**Instructions to follow:**
Can you output the material exactly as written, minus any pictures it holds?
--- start of Entries supplied ---
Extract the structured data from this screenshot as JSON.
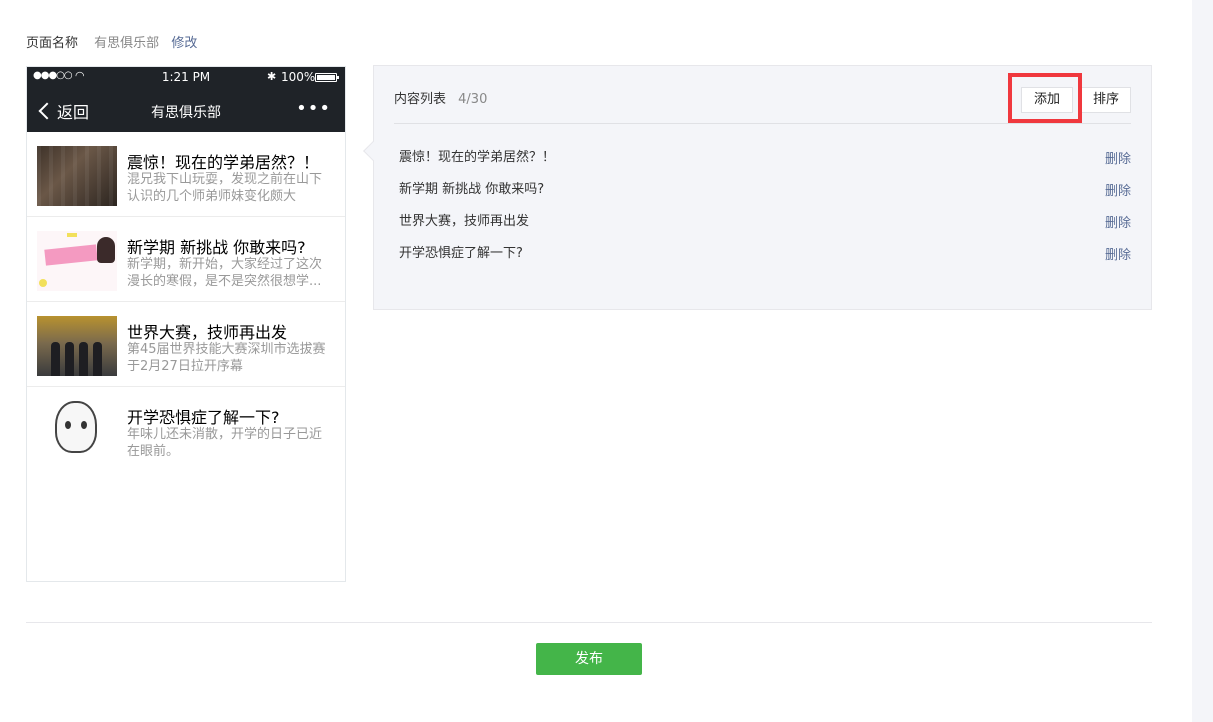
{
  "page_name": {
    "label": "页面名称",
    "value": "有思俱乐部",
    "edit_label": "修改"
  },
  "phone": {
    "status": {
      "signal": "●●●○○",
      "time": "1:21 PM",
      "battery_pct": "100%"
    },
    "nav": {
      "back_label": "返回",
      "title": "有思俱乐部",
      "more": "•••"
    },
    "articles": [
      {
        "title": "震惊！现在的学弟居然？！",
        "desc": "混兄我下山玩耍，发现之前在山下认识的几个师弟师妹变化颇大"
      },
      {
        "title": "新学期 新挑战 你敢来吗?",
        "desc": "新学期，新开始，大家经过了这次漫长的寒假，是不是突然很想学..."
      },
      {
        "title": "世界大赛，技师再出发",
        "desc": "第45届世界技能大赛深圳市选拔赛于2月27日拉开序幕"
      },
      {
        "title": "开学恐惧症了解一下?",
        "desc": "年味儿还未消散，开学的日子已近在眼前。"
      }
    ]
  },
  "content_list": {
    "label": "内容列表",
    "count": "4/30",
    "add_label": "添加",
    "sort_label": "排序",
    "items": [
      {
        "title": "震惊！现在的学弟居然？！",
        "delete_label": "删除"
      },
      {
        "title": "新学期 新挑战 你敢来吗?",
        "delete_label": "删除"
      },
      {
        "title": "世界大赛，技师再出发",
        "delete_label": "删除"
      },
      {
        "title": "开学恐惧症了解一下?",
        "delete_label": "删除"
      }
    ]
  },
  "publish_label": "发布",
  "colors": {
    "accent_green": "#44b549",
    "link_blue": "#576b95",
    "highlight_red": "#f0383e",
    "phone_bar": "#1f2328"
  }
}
--- end of Entries supplied ---
**Solved problem:**
Extract the structured data from this screenshot as JSON.
{
  "page_name": {
    "label": "页面名称",
    "value": "有思俱乐部",
    "edit_label": "修改"
  },
  "phone": {
    "status": {
      "signal": "●●●○○",
      "time": "1:21 PM",
      "battery_pct": "100%"
    },
    "nav": {
      "back_label": "返回",
      "title": "有思俱乐部",
      "more": "•••"
    },
    "articles": [
      {
        "title": "震惊！现在的学弟居然？！",
        "desc": "混兄我下山玩耍，发现之前在山下认识的几个师弟师妹变化颇大"
      },
      {
        "title": "新学期 新挑战 你敢来吗?",
        "desc": "新学期，新开始，大家经过了这次漫长的寒假，是不是突然很想学..."
      },
      {
        "title": "世界大赛，技师再出发",
        "desc": "第45届世界技能大赛深圳市选拔赛于2月27日拉开序幕"
      },
      {
        "title": "开学恐惧症了解一下?",
        "desc": "年味儿还未消散，开学的日子已近在眼前。"
      }
    ]
  },
  "content_list": {
    "label": "内容列表",
    "count": "4/30",
    "add_label": "添加",
    "sort_label": "排序",
    "items": [
      {
        "title": "震惊！现在的学弟居然？！",
        "delete_label": "删除"
      },
      {
        "title": "新学期 新挑战 你敢来吗?",
        "delete_label": "删除"
      },
      {
        "title": "世界大赛，技师再出发",
        "delete_label": "删除"
      },
      {
        "title": "开学恐惧症了解一下?",
        "delete_label": "删除"
      }
    ]
  },
  "publish_label": "发布",
  "colors": {
    "accent_green": "#44b549",
    "link_blue": "#576b95",
    "highlight_red": "#f0383e",
    "phone_bar": "#1f2328"
  }
}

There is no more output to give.